## WHAT THE TASK REQUIRES
Filter the records for lines holding the string "icon".

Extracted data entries
>> Begin
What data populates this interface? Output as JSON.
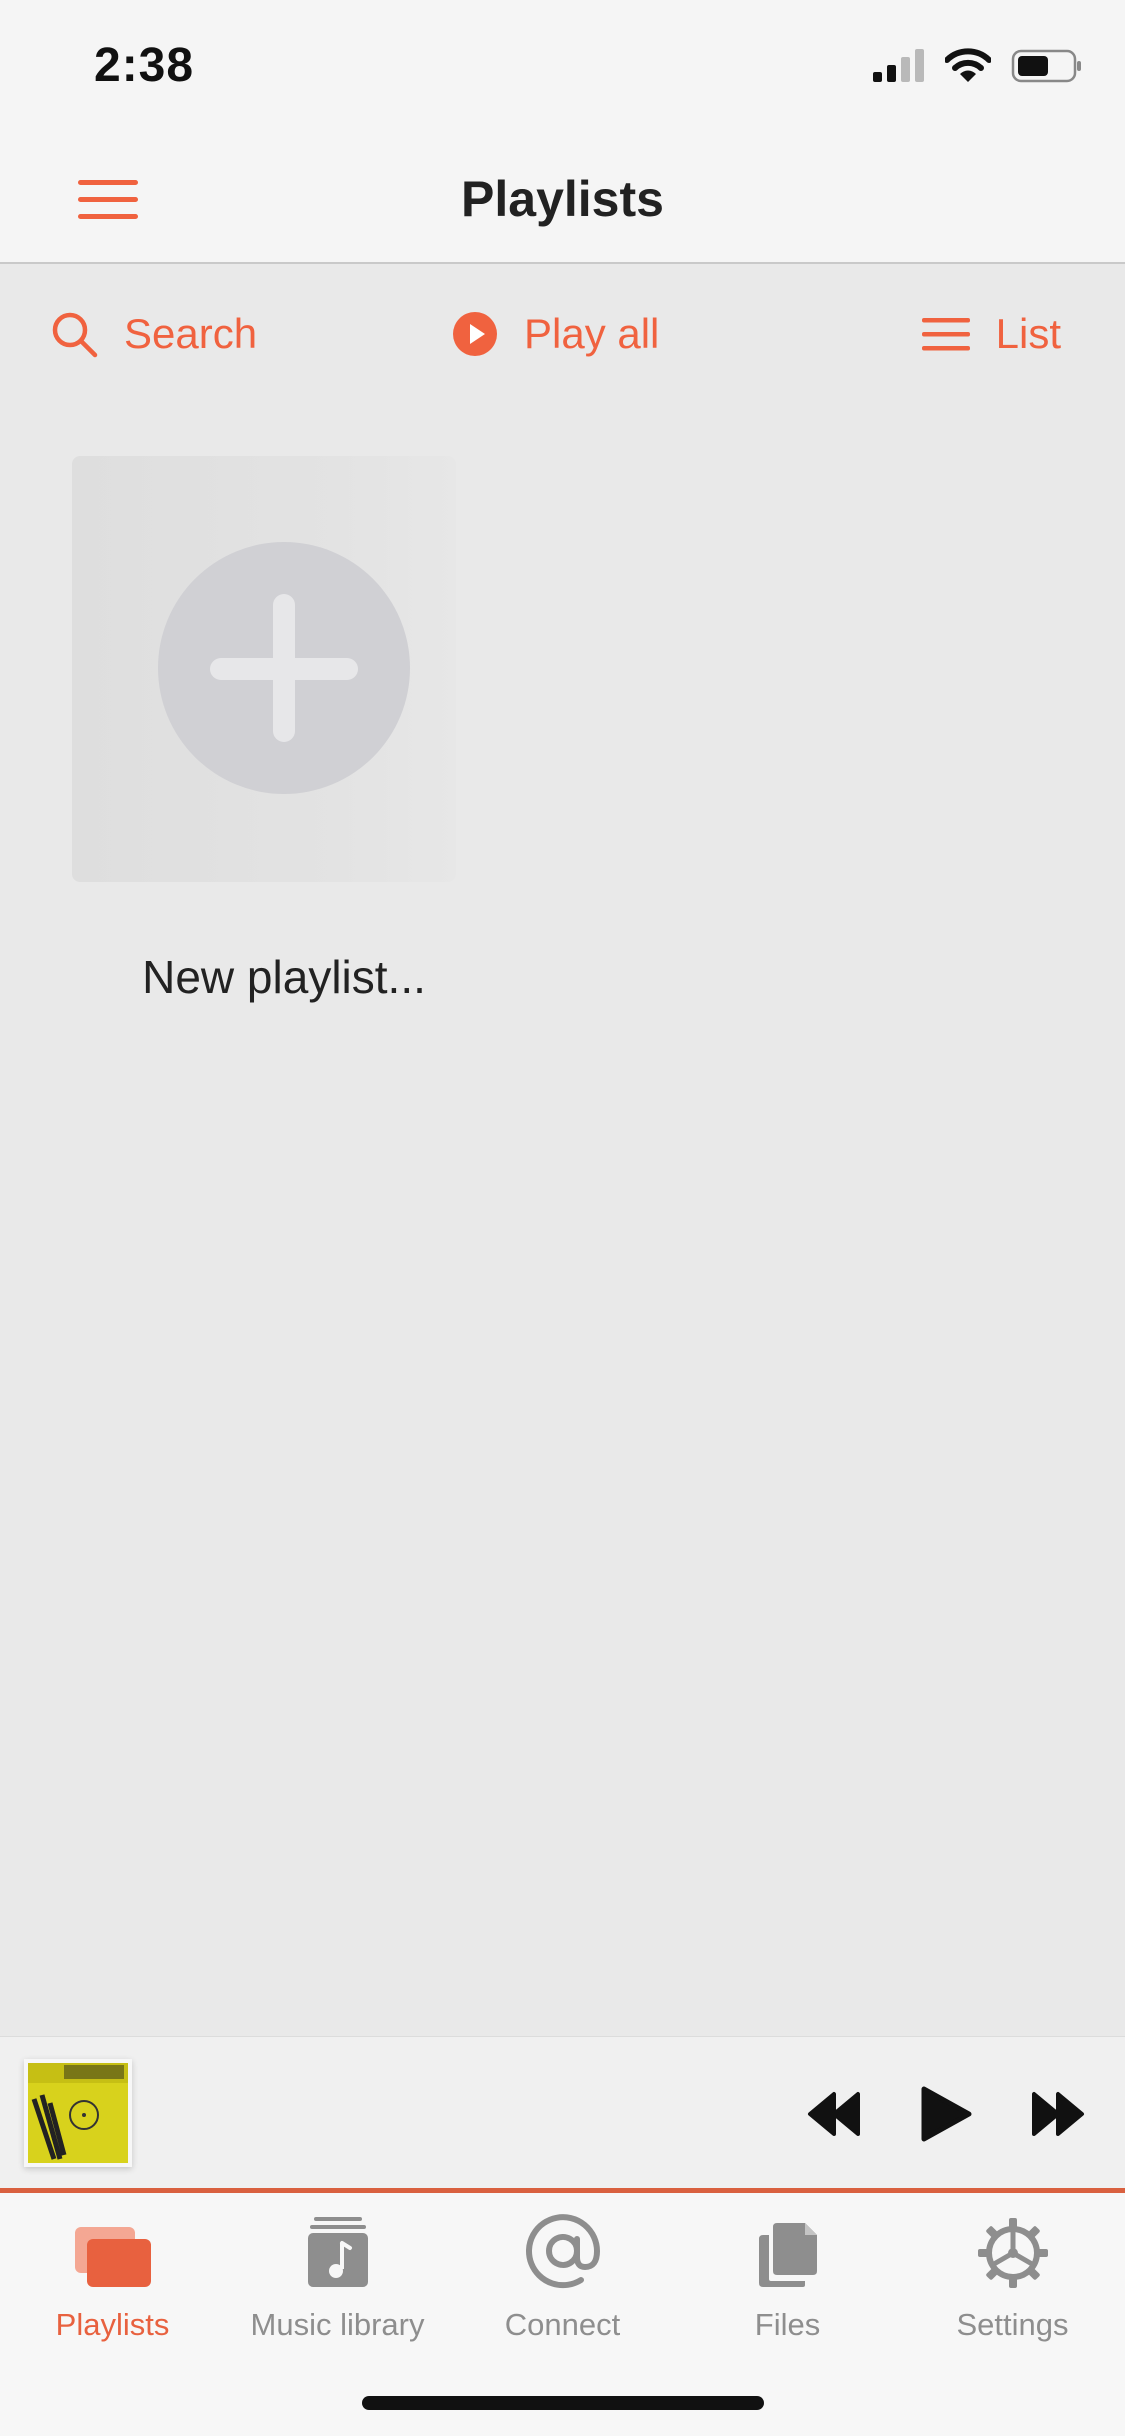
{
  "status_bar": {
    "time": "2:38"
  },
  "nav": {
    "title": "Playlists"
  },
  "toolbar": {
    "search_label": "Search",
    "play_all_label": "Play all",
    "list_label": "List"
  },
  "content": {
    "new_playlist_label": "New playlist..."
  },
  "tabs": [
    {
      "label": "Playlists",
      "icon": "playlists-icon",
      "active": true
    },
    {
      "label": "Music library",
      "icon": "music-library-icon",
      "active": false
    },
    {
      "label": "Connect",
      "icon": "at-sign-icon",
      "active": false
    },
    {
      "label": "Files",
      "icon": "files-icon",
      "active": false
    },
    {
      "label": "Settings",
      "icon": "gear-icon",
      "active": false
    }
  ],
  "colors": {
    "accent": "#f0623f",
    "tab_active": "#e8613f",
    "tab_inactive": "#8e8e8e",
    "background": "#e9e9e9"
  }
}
>> End
## EXERCISE ANSWER
      "icon": "playlists-icon",
      "icon": "music-library-icon",
      "icon": "at-sign-icon",
      "icon": "files-icon",
      "icon": "gear-icon",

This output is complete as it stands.